● **Given instruction**: Copy out all of the data exactly as it appears.

-- Begin Given information --

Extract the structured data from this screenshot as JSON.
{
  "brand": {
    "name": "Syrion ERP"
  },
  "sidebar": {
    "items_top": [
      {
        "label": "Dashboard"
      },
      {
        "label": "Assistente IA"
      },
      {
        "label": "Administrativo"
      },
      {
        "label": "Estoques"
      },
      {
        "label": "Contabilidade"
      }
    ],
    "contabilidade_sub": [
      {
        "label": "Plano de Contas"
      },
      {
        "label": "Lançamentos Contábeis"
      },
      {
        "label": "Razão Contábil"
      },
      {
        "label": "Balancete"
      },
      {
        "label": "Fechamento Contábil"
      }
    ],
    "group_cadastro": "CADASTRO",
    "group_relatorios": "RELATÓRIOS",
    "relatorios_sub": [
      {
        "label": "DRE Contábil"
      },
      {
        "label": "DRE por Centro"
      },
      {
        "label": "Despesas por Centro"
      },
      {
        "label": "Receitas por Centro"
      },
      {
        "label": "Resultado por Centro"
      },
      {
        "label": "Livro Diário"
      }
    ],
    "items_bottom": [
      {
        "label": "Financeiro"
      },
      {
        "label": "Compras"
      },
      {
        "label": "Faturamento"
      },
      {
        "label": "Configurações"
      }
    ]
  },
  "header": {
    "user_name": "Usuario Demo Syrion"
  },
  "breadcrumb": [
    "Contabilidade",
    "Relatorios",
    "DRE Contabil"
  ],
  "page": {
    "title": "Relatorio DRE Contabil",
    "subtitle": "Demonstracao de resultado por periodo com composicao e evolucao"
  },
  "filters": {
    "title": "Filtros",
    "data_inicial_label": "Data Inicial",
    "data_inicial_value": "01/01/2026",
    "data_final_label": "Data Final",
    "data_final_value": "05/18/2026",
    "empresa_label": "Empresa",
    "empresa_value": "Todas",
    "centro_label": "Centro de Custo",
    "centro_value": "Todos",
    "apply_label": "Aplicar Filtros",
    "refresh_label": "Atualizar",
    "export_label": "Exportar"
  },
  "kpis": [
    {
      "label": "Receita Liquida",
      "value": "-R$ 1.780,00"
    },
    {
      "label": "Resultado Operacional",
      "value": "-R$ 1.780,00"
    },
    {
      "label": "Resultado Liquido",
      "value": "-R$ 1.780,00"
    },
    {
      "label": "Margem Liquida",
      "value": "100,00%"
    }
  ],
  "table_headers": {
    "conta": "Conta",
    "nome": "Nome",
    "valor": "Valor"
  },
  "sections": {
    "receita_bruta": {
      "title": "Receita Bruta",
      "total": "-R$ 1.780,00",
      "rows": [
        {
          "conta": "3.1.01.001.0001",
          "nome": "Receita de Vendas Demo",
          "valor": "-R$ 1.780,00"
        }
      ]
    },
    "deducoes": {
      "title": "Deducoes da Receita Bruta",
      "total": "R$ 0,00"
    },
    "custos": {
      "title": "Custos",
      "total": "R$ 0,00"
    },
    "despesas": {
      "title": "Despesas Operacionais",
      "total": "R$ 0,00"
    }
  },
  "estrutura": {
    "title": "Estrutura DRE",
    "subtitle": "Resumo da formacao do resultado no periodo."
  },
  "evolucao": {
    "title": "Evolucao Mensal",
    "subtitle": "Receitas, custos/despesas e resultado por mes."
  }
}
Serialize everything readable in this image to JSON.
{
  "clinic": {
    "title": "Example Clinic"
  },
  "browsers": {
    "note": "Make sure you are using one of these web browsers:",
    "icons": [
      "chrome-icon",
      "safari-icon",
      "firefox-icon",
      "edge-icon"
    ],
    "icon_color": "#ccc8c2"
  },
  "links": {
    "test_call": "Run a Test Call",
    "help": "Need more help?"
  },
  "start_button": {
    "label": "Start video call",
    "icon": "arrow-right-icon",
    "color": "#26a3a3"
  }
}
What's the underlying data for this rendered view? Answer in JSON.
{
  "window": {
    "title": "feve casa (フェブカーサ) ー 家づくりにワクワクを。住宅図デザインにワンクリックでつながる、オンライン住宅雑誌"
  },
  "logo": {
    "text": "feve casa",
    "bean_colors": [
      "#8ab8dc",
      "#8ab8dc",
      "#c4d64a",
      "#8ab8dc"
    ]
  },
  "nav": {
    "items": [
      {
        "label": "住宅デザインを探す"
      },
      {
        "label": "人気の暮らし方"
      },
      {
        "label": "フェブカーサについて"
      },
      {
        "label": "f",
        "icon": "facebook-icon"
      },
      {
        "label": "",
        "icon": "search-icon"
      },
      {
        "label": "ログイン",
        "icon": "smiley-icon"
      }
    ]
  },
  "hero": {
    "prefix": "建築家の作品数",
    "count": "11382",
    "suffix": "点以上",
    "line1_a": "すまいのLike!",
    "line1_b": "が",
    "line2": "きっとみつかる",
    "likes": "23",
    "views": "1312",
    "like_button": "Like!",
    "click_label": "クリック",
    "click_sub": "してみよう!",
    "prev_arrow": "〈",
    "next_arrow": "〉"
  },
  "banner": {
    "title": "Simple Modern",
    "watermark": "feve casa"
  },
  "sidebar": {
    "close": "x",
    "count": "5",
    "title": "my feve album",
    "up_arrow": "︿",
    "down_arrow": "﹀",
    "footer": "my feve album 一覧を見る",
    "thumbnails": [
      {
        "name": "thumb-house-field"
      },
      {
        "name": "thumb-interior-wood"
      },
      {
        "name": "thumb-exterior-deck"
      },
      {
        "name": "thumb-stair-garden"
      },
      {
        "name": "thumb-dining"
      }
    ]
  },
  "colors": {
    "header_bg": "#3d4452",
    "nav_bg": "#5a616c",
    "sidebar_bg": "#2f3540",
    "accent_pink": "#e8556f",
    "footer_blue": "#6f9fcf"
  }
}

-- End Given information --

● **Written solution**:
Extract the structured data from this screenshot as JSON.
{
  "brand": {
    "name": "Syrion ERP"
  },
  "sidebar": {
    "items_top": [
      {
        "label": "Dashboard"
      },
      {
        "label": "Assistente IA"
      },
      {
        "label": "Administrativo"
      },
      {
        "label": "Estoques"
      },
      {
        "label": "Contabilidade"
      }
    ],
    "contabilidade_sub": [
      {
        "label": "Plano de Contas"
      },
      {
        "label": "Lançamentos Contábeis"
      },
      {
        "label": "Razão Contábil"
      },
      {
        "label": "Balancete"
      },
      {
        "label": "Fechamento Contábil"
      }
    ],
    "group_cadastro": "CADASTRO",
    "group_relatorios": "RELATÓRIOS",
    "relatorios_sub": [
      {
        "label": "DRE Contábil"
      },
      {
        "label": "DRE por Centro"
      },
      {
        "label": "Despesas por Centro"
      },
      {
        "label": "Receitas por Centro"
      },
      {
        "label": "Resultado por Centro"
      },
      {
        "label": "Livro Diário"
      }
    ],
    "items_bottom": [
      {
        "label": "Financeiro"
      },
      {
        "label": "Compras"
      },
      {
        "label": "Faturamento"
      },
      {
        "label": "Configurações"
      }
    ]
  },
  "header": {
    "user_name": "Usuario Demo Syrion"
  },
  "breadcrumb": [
    "Contabilidade",
    "Relatorios",
    "DRE Contabil"
  ],
  "page": {
    "title": "Relatorio DRE Contabil",
    "subtitle": "Demonstracao de resultado por periodo com composicao e evolucao"
  },
  "filters": {
    "title": "Filtros",
    "data_inicial_label": "Data Inicial",
    "data_inicial_value": "01/01/2026",
    "data_final_label": "Data Final",
    "data_final_value": "05/18/2026",
    "empresa_label": "Empresa",
    "empresa_value": "Todas",
    "centro_label": "Centro de Custo",
    "centro_value": "Todos",
    "apply_label": "Aplicar Filtros",
    "refresh_label": "Atualizar",
    "export_label": "Exportar"
  },
  "kpis": [
    {
      "label": "Receita Liquida",
      "value": "-R$ 1.780,00"
    },
    {
      "label": "Resultado Operacional",
      "value": "-R$ 1.780,00"
    },
    {
      "label": "Resultado Liquido",
      "value": "-R$ 1.780,00"
    },
    {
      "label": "Margem Liquida",
      "value": "100,00%"
    }
  ],
  "table_headers": {
    "conta": "Conta",
    "nome": "Nome",
    "valor": "Valor"
  },
  "sections": {
    "receita_bruta": {
      "title": "Receita Bruta",
      "total": "-R$ 1.780,00",
      "rows": [
        {
          "conta": "3.1.01.001.0001",
          "nome": "Receita de Vendas Demo",
          "valor": "-R$ 1.780,00"
        }
      ]
    },
    "deducoes": {
      "title": "Deducoes da Receita Bruta",
      "total": "R$ 0,00"
    },
    "custos": {
      "title": "Custos",
      "total": "R$ 0,00"
    },
    "despesas": {
      "title": "Despesas Operacionais",
      "total": "R$ 0,00"
    }
  },
  "estrutura": {
    "title": "Estrutura DRE",
    "subtitle": "Resumo da formacao do resultado no periodo."
  },
  "evolucao": {
    "title": "Evolucao Mensal",
    "subtitle": "Receitas, custos/despesas e resultado por mes."
  }
}
Serialize everything readable in this image to JSON.
{
  "clinic": {
    "title": "Example Clinic"
  },
  "browsers": {
    "note": "Make sure you are using one of these web browsers:",
    "icons": [
      "chrome-icon",
      "safari-icon",
      "firefox-icon",
      "edge-icon"
    ],
    "icon_color": "#ccc8c2"
  },
  "links": {
    "test_call": "Run a Test Call",
    "help": "Need more help?"
  },
  "start_button": {
    "label": "Start video call",
    "icon": "arrow-right-icon",
    "color": "#26a3a3"
  }
}
What's the underlying data for this rendered view? Answer in JSON.
{
  "window": {
    "title": "feve casa (フェブカーサ) ー 家づくりにワクワクを。住宅図デザインにワンクリックでつながる、オンライン住宅雑誌"
  },
  "logo": {
    "text": "feve casa",
    "bean_colors": [
      "#8ab8dc",
      "#8ab8dc",
      "#c4d64a",
      "#8ab8dc"
    ]
  },
  "nav": {
    "items": [
      {
        "label": "住宅デザインを探す"
      },
      {
        "label": "人気の暮らし方"
      },
      {
        "label": "フェブカーサについて"
      },
      {
        "label": "f",
        "icon": "facebook-icon"
      },
      {
        "label": "",
        "icon": "search-icon"
      },
      {
        "label": "ログイン",
        "icon": "smiley-icon"
      }
    ]
  },
  "hero": {
    "prefix": "建築家の作品数",
    "count": "11382",
    "suffix": "点以上",
    "line1_a": "すまいのLike!",
    "line1_b": "が",
    "line2": "きっとみつかる",
    "likes": "23",
    "views": "1312",
    "like_button": "Like!",
    "click_label": "クリック",
    "click_sub": "してみよう!",
    "prev_arrow": "〈",
    "next_arrow": "〉"
  },
  "banner": {
    "title": "Simple Modern",
    "watermark": "feve casa"
  },
  "sidebar": {
    "close": "x",
    "count": "5",
    "title": "my feve album",
    "up_arrow": "︿",
    "down_arrow": "﹀",
    "footer": "my feve album 一覧を見る",
    "thumbnails": [
      {
        "name": "thumb-house-field"
      },
      {
        "name": "thumb-interior-wood"
      },
      {
        "name": "thumb-exterior-deck"
      },
      {
        "name": "thumb-stair-garden"
      },
      {
        "name": "thumb-dining"
      }
    ]
  },
  "colors": {
    "header_bg": "#3d4452",
    "nav_bg": "#5a616c",
    "sidebar_bg": "#2f3540",
    "accent_pink": "#e8556f",
    "footer_blue": "#6f9fcf"
  }
}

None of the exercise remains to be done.